start INPUT RECORDS

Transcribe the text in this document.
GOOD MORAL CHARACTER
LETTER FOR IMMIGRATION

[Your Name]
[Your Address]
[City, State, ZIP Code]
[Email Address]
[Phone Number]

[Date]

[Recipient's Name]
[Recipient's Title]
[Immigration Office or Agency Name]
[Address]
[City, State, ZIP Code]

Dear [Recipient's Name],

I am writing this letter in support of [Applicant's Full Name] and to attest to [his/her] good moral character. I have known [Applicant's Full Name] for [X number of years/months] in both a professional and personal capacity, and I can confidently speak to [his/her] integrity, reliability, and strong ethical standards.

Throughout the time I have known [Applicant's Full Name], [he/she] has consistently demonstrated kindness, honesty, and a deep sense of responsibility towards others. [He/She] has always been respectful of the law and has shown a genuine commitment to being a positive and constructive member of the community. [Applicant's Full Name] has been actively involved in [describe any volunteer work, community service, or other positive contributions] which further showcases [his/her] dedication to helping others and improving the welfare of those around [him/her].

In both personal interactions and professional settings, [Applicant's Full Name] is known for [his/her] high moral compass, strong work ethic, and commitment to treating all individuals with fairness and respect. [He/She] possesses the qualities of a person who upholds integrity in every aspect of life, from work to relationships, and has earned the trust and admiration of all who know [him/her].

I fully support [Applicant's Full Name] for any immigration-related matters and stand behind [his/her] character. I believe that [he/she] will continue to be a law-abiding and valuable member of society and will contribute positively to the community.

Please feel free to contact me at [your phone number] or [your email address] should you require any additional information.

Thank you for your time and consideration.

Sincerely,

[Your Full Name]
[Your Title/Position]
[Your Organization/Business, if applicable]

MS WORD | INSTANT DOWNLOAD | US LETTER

end INPUT RECORDS

» **TASK BRIEF**:
Write out the full listing, keeping every line exactly as it is.

» **ANSWER BELOW**:
Transcribe the text in this document.
GOOD MORAL CHARACTER
LETTER FOR IMMIGRATION

[Your Name]
[Your Address]
[City, State, ZIP Code]
[Email Address]
[Phone Number]

[Date]

[Recipient's Name]
[Recipient's Title]
[Immigration Office or Agency Name]
[Address]
[City, State, ZIP Code]

Dear [Recipient's Name],

I am writing this letter in support of [Applicant's Full Name] and to attest to [his/her] good moral character. I have known [Applicant's Full Name] for [X number of years/months] in both a professional and personal capacity, and I can confidently speak to [his/her] integrity, reliability, and strong ethical standards.

Throughout the time I have known [Applicant's Full Name], [he/she] has consistently demonstrated kindness, honesty, and a deep sense of responsibility towards others. [He/She] has always been respectful of the law and has shown a genuine commitment to being a positive and constructive member of the community. [Applicant's Full Name] has been actively involved in [describe any volunteer work, community service, or other positive contributions] which further showcases [his/her] dedication to helping others and improving the welfare of those around [him/her].

In both personal interactions and professional settings, [Applicant's Full Name] is known for [his/her] high moral compass, strong work ethic, and commitment to treating all individuals with fairness and respect. [He/She] possesses the qualities of a person who upholds integrity in every aspect of life, from work to relationships, and has earned the trust and admiration of all who know [him/her].

I fully support [Applicant's Full Name] for any immigration-related matters and stand behind [his/her] character. I believe that [he/she] will continue to be a law-abiding and valuable member of society and will contribute positively to the community.

Please feel free to contact me at [your phone number] or [your email address] should you require any additional information.

Thank you for your time and consideration.

Sincerely,

[Your Full Name]
[Your Title/Position]
[Your Organization/Business, if applicable]

MS WORD | INSTANT DOWNLOAD | US LETTER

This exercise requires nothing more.